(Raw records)

============

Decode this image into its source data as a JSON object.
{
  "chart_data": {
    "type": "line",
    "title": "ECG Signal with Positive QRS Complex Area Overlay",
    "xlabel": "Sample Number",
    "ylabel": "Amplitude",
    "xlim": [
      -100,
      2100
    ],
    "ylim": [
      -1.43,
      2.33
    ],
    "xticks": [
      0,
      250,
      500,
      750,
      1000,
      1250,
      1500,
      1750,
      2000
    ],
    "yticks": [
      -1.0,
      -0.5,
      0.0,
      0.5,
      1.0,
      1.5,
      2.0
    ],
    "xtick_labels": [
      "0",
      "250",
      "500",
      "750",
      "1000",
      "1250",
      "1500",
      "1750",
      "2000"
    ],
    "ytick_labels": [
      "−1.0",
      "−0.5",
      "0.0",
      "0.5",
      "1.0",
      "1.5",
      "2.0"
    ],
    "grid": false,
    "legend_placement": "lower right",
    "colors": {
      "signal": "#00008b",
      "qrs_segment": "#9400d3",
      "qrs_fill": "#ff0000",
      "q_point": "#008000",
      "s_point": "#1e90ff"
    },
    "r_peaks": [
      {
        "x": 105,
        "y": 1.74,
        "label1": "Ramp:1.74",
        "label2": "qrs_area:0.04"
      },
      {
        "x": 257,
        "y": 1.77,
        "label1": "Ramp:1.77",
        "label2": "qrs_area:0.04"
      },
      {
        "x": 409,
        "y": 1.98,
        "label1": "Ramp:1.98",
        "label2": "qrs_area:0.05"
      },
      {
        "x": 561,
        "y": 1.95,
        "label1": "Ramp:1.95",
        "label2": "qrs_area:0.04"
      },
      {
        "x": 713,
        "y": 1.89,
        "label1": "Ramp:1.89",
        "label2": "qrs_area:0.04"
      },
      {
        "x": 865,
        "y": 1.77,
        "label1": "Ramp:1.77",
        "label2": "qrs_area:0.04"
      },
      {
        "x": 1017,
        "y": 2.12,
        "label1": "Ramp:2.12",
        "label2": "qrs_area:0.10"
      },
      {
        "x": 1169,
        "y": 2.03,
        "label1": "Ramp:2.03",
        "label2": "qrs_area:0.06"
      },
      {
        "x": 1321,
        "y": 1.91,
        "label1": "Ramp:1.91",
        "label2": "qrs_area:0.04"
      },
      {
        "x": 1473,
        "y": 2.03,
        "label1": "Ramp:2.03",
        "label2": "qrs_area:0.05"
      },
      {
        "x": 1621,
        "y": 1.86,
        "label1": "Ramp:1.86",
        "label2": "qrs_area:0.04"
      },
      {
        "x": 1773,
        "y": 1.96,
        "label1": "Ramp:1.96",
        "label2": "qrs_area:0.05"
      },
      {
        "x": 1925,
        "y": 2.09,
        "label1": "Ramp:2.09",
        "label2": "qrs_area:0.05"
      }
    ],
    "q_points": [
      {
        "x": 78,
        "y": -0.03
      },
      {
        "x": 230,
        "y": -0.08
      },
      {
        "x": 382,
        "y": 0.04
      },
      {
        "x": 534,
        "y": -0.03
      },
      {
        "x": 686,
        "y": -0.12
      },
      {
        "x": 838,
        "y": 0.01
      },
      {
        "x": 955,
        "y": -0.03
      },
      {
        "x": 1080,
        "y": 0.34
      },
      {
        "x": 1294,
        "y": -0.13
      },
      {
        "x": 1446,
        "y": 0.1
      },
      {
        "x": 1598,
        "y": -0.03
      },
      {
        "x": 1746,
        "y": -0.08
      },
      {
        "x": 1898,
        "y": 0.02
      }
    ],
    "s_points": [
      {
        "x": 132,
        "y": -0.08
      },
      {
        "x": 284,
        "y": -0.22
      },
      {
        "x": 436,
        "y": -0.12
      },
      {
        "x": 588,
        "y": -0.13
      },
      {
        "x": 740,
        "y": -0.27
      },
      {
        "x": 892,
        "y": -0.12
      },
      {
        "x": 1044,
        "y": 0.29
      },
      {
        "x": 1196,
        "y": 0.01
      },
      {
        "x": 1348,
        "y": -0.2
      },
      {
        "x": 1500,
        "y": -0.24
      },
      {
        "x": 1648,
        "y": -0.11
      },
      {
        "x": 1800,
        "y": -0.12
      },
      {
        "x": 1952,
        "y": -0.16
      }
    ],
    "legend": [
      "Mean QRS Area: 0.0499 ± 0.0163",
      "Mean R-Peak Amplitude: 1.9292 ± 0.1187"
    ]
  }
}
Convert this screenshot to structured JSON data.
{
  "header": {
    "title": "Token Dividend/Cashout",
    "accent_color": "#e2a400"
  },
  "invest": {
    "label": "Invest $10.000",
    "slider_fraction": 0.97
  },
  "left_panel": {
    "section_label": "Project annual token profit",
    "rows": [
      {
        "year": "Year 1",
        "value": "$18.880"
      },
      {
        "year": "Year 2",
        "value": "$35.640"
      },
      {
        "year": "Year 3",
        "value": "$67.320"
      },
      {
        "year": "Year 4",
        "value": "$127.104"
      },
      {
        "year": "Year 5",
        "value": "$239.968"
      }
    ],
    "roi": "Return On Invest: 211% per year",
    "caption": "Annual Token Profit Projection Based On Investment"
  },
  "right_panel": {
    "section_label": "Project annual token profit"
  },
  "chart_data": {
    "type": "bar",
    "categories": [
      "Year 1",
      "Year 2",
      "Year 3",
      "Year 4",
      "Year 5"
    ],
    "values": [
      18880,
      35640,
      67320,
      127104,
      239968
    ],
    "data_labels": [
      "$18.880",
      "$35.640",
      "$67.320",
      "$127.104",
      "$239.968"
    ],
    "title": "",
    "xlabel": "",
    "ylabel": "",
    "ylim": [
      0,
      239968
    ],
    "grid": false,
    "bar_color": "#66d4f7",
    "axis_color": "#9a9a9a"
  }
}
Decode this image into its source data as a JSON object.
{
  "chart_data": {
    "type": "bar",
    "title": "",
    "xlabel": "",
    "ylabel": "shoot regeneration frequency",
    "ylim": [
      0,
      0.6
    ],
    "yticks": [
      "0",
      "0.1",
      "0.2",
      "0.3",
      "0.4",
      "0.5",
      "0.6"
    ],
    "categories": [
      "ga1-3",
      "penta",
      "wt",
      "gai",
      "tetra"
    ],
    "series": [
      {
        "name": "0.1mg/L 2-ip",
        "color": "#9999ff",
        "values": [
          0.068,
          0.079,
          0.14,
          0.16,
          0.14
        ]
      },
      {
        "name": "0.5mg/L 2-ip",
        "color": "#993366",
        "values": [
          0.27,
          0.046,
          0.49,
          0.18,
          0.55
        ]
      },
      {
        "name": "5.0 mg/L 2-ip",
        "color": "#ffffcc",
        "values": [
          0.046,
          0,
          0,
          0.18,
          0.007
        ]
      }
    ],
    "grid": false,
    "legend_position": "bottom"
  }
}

============

Your task is to give the records above again, exactly.

Decode this image into its source data as a JSON object.
{
  "chart_data": {
    "type": "line",
    "title": "ECG Signal with Positive QRS Complex Area Overlay",
    "xlabel": "Sample Number",
    "ylabel": "Amplitude",
    "xlim": [
      -100,
      2100
    ],
    "ylim": [
      -1.43,
      2.33
    ],
    "xticks": [
      0,
      250,
      500,
      750,
      1000,
      1250,
      1500,
      1750,
      2000
    ],
    "yticks": [
      -1.0,
      -0.5,
      0.0,
      0.5,
      1.0,
      1.5,
      2.0
    ],
    "xtick_labels": [
      "0",
      "250",
      "500",
      "750",
      "1000",
      "1250",
      "1500",
      "1750",
      "2000"
    ],
    "ytick_labels": [
      "−1.0",
      "−0.5",
      "0.0",
      "0.5",
      "1.0",
      "1.5",
      "2.0"
    ],
    "grid": false,
    "legend_placement": "lower right",
    "colors": {
      "signal": "#00008b",
      "qrs_segment": "#9400d3",
      "qrs_fill": "#ff0000",
      "q_point": "#008000",
      "s_point": "#1e90ff"
    },
    "r_peaks": [
      {
        "x": 105,
        "y": 1.74,
        "label1": "Ramp:1.74",
        "label2": "qrs_area:0.04"
      },
      {
        "x": 257,
        "y": 1.77,
        "label1": "Ramp:1.77",
        "label2": "qrs_area:0.04"
      },
      {
        "x": 409,
        "y": 1.98,
        "label1": "Ramp:1.98",
        "label2": "qrs_area:0.05"
      },
      {
        "x": 561,
        "y": 1.95,
        "label1": "Ramp:1.95",
        "label2": "qrs_area:0.04"
      },
      {
        "x": 713,
        "y": 1.89,
        "label1": "Ramp:1.89",
        "label2": "qrs_area:0.04"
      },
      {
        "x": 865,
        "y": 1.77,
        "label1": "Ramp:1.77",
        "label2": "qrs_area:0.04"
      },
      {
        "x": 1017,
        "y": 2.12,
        "label1": "Ramp:2.12",
        "label2": "qrs_area:0.10"
      },
      {
        "x": 1169,
        "y": 2.03,
        "label1": "Ramp:2.03",
        "label2": "qrs_area:0.06"
      },
      {
        "x": 1321,
        "y": 1.91,
        "label1": "Ramp:1.91",
        "label2": "qrs_area:0.04"
      },
      {
        "x": 1473,
        "y": 2.03,
        "label1": "Ramp:2.03",
        "label2": "qrs_area:0.05"
      },
      {
        "x": 1621,
        "y": 1.86,
        "label1": "Ramp:1.86",
        "label2": "qrs_area:0.04"
      },
      {
        "x": 1773,
        "y": 1.96,
        "label1": "Ramp:1.96",
        "label2": "qrs_area:0.05"
      },
      {
        "x": 1925,
        "y": 2.09,
        "label1": "Ramp:2.09",
        "label2": "qrs_area:0.05"
      }
    ],
    "q_points": [
      {
        "x": 78,
        "y": -0.03
      },
      {
        "x": 230,
        "y": -0.08
      },
      {
        "x": 382,
        "y": 0.04
      },
      {
        "x": 534,
        "y": -0.03
      },
      {
        "x": 686,
        "y": -0.12
      },
      {
        "x": 838,
        "y": 0.01
      },
      {
        "x": 955,
        "y": -0.03
      },
      {
        "x": 1080,
        "y": 0.34
      },
      {
        "x": 1294,
        "y": -0.13
      },
      {
        "x": 1446,
        "y": 0.1
      },
      {
        "x": 1598,
        "y": -0.03
      },
      {
        "x": 1746,
        "y": -0.08
      },
      {
        "x": 1898,
        "y": 0.02
      }
    ],
    "s_points": [
      {
        "x": 132,
        "y": -0.08
      },
      {
        "x": 284,
        "y": -0.22
      },
      {
        "x": 436,
        "y": -0.12
      },
      {
        "x": 588,
        "y": -0.13
      },
      {
        "x": 740,
        "y": -0.27
      },
      {
        "x": 892,
        "y": -0.12
      },
      {
        "x": 1044,
        "y": 0.29
      },
      {
        "x": 1196,
        "y": 0.01
      },
      {
        "x": 1348,
        "y": -0.2
      },
      {
        "x": 1500,
        "y": -0.24
      },
      {
        "x": 1648,
        "y": -0.11
      },
      {
        "x": 1800,
        "y": -0.12
      },
      {
        "x": 1952,
        "y": -0.16
      }
    ],
    "legend": [
      "Mean QRS Area: 0.0499 ± 0.0163",
      "Mean R-Peak Amplitude: 1.9292 ± 0.1187"
    ]
  }
}
Convert this screenshot to structured JSON data.
{
  "header": {
    "title": "Token Dividend/Cashout",
    "accent_color": "#e2a400"
  },
  "invest": {
    "label": "Invest $10.000",
    "slider_fraction": 0.97
  },
  "left_panel": {
    "section_label": "Project annual token profit",
    "rows": [
      {
        "year": "Year 1",
        "value": "$18.880"
      },
      {
        "year": "Year 2",
        "value": "$35.640"
      },
      {
        "year": "Year 3",
        "value": "$67.320"
      },
      {
        "year": "Year 4",
        "value": "$127.104"
      },
      {
        "year": "Year 5",
        "value": "$239.968"
      }
    ],
    "roi": "Return On Invest: 211% per year",
    "caption": "Annual Token Profit Projection Based On Investment"
  },
  "right_panel": {
    "section_label": "Project annual token profit"
  },
  "chart_data": {
    "type": "bar",
    "categories": [
      "Year 1",
      "Year 2",
      "Year 3",
      "Year 4",
      "Year 5"
    ],
    "values": [
      18880,
      35640,
      67320,
      127104,
      239968
    ],
    "data_labels": [
      "$18.880",
      "$35.640",
      "$67.320",
      "$127.104",
      "$239.968"
    ],
    "title": "",
    "xlabel": "",
    "ylabel": "",
    "ylim": [
      0,
      239968
    ],
    "grid": false,
    "bar_color": "#66d4f7",
    "axis_color": "#9a9a9a"
  }
}
Decode this image into its source data as a JSON object.
{
  "chart_data": {
    "type": "bar",
    "title": "",
    "xlabel": "",
    "ylabel": "shoot regeneration frequency",
    "ylim": [
      0,
      0.6
    ],
    "yticks": [
      "0",
      "0.1",
      "0.2",
      "0.3",
      "0.4",
      "0.5",
      "0.6"
    ],
    "categories": [
      "ga1-3",
      "penta",
      "wt",
      "gai",
      "tetra"
    ],
    "series": [
      {
        "name": "0.1mg/L 2-ip",
        "color": "#9999ff",
        "values": [
          0.068,
          0.079,
          0.14,
          0.16,
          0.14
        ]
      },
      {
        "name": "0.5mg/L 2-ip",
        "color": "#993366",
        "values": [
          0.27,
          0.046,
          0.49,
          0.18,
          0.55
        ]
      },
      {
        "name": "5.0 mg/L 2-ip",
        "color": "#ffffcc",
        "values": [
          0.046,
          0,
          0,
          0.18,
          0.007
        ]
      }
    ],
    "grid": false,
    "legend_position": "bottom"
  }
}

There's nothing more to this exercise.